-------- Records for this exercise --------
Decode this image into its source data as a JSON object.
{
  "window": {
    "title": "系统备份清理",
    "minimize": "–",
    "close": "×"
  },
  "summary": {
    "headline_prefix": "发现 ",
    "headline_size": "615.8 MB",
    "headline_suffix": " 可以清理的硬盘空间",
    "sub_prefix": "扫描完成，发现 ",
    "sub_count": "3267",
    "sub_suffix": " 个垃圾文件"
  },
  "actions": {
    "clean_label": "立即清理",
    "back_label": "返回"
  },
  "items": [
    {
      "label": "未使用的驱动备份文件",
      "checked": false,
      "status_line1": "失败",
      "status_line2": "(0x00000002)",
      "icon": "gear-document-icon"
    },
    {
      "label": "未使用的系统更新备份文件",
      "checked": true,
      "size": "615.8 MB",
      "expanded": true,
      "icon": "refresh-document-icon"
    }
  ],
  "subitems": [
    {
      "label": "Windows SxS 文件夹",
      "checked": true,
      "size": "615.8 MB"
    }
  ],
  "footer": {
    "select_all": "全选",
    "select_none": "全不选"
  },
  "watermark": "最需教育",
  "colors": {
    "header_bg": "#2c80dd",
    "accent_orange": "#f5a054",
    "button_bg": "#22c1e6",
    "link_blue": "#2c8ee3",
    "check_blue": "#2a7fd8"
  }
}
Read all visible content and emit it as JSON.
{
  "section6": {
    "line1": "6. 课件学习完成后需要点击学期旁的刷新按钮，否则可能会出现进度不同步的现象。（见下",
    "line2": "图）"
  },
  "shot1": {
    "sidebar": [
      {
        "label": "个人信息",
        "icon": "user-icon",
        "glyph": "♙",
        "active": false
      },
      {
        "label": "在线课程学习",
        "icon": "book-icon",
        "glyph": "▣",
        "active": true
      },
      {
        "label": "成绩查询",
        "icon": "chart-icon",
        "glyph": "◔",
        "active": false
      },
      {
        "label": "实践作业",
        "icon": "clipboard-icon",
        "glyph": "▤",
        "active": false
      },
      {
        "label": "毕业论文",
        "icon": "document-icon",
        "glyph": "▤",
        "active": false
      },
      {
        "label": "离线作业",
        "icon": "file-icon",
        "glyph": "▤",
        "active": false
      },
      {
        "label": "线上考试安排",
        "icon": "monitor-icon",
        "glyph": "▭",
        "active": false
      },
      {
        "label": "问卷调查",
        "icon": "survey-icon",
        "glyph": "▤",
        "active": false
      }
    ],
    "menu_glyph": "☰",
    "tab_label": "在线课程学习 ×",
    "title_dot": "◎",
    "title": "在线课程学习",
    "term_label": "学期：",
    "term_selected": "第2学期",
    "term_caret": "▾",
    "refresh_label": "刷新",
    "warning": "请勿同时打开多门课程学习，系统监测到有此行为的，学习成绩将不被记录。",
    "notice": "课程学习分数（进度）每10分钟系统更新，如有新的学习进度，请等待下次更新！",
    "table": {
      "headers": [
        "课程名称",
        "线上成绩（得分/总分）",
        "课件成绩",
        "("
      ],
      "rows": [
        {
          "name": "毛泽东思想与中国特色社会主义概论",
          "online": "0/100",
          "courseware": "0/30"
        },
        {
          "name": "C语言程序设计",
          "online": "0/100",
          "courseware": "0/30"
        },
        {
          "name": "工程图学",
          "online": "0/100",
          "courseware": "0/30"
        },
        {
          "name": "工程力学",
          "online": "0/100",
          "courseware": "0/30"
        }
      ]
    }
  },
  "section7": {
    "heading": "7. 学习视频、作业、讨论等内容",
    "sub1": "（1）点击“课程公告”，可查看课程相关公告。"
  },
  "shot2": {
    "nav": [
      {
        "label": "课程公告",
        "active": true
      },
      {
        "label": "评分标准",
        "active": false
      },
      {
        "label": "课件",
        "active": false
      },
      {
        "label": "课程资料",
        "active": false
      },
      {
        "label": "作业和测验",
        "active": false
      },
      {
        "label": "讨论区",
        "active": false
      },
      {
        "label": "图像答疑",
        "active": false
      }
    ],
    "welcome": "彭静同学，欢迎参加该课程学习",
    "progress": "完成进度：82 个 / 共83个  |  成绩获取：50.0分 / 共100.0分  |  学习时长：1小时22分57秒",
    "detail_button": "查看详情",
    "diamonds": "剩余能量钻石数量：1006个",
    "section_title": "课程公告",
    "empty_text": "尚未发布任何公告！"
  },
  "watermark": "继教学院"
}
--------
#### [What you should do]
Please output the entries above, every line exactly as it reads.

#### [Solution to the exercise]
Decode this image into its source data as a JSON object.
{
  "window": {
    "title": "系统备份清理",
    "minimize": "–",
    "close": "×"
  },
  "summary": {
    "headline_prefix": "发现 ",
    "headline_size": "615.8 MB",
    "headline_suffix": " 可以清理的硬盘空间",
    "sub_prefix": "扫描完成，发现 ",
    "sub_count": "3267",
    "sub_suffix": " 个垃圾文件"
  },
  "actions": {
    "clean_label": "立即清理",
    "back_label": "返回"
  },
  "items": [
    {
      "label": "未使用的驱动备份文件",
      "checked": false,
      "status_line1": "失败",
      "status_line2": "(0x00000002)",
      "icon": "gear-document-icon"
    },
    {
      "label": "未使用的系统更新备份文件",
      "checked": true,
      "size": "615.8 MB",
      "expanded": true,
      "icon": "refresh-document-icon"
    }
  ],
  "subitems": [
    {
      "label": "Windows SxS 文件夹",
      "checked": true,
      "size": "615.8 MB"
    }
  ],
  "footer": {
    "select_all": "全选",
    "select_none": "全不选"
  },
  "watermark": "最需教育",
  "colors": {
    "header_bg": "#2c80dd",
    "accent_orange": "#f5a054",
    "button_bg": "#22c1e6",
    "link_blue": "#2c8ee3",
    "check_blue": "#2a7fd8"
  }
}
Read all visible content and emit it as JSON.
{
  "section6": {
    "line1": "6. 课件学习完成后需要点击学期旁的刷新按钮，否则可能会出现进度不同步的现象。（见下",
    "line2": "图）"
  },
  "shot1": {
    "sidebar": [
      {
        "label": "个人信息",
        "icon": "user-icon",
        "glyph": "♙",
        "active": false
      },
      {
        "label": "在线课程学习",
        "icon": "book-icon",
        "glyph": "▣",
        "active": true
      },
      {
        "label": "成绩查询",
        "icon": "chart-icon",
        "glyph": "◔",
        "active": false
      },
      {
        "label": "实践作业",
        "icon": "clipboard-icon",
        "glyph": "▤",
        "active": false
      },
      {
        "label": "毕业论文",
        "icon": "document-icon",
        "glyph": "▤",
        "active": false
      },
      {
        "label": "离线作业",
        "icon": "file-icon",
        "glyph": "▤",
        "active": false
      },
      {
        "label": "线上考试安排",
        "icon": "monitor-icon",
        "glyph": "▭",
        "active": false
      },
      {
        "label": "问卷调查",
        "icon": "survey-icon",
        "glyph": "▤",
        "active": false
      }
    ],
    "menu_glyph": "☰",
    "tab_label": "在线课程学习 ×",
    "title_dot": "◎",
    "title": "在线课程学习",
    "term_label": "学期：",
    "term_selected": "第2学期",
    "term_caret": "▾",
    "refresh_label": "刷新",
    "warning": "请勿同时打开多门课程学习，系统监测到有此行为的，学习成绩将不被记录。",
    "notice": "课程学习分数（进度）每10分钟系统更新，如有新的学习进度，请等待下次更新！",
    "table": {
      "headers": [
        "课程名称",
        "线上成绩（得分/总分）",
        "课件成绩",
        "("
      ],
      "rows": [
        {
          "name": "毛泽东思想与中国特色社会主义概论",
          "online": "0/100",
          "courseware": "0/30"
        },
        {
          "name": "C语言程序设计",
          "online": "0/100",
          "courseware": "0/30"
        },
        {
          "name": "工程图学",
          "online": "0/100",
          "courseware": "0/30"
        },
        {
          "name": "工程力学",
          "online": "0/100",
          "courseware": "0/30"
        }
      ]
    }
  },
  "section7": {
    "heading": "7. 学习视频、作业、讨论等内容",
    "sub1": "（1）点击“课程公告”，可查看课程相关公告。"
  },
  "shot2": {
    "nav": [
      {
        "label": "课程公告",
        "active": true
      },
      {
        "label": "评分标准",
        "active": false
      },
      {
        "label": "课件",
        "active": false
      },
      {
        "label": "课程资料",
        "active": false
      },
      {
        "label": "作业和测验",
        "active": false
      },
      {
        "label": "讨论区",
        "active": false
      },
      {
        "label": "图像答疑",
        "active": false
      }
    ],
    "welcome": "彭静同学，欢迎参加该课程学习",
    "progress": "完成进度：82 个 / 共83个  |  成绩获取：50.0分 / 共100.0分  |  学习时长：1小时22分57秒",
    "detail_button": "查看详情",
    "diamonds": "剩余能量钻石数量：1006个",
    "section_title": "课程公告",
    "empty_text": "尚未发布任何公告！"
  },
  "watermark": "继教学院"
}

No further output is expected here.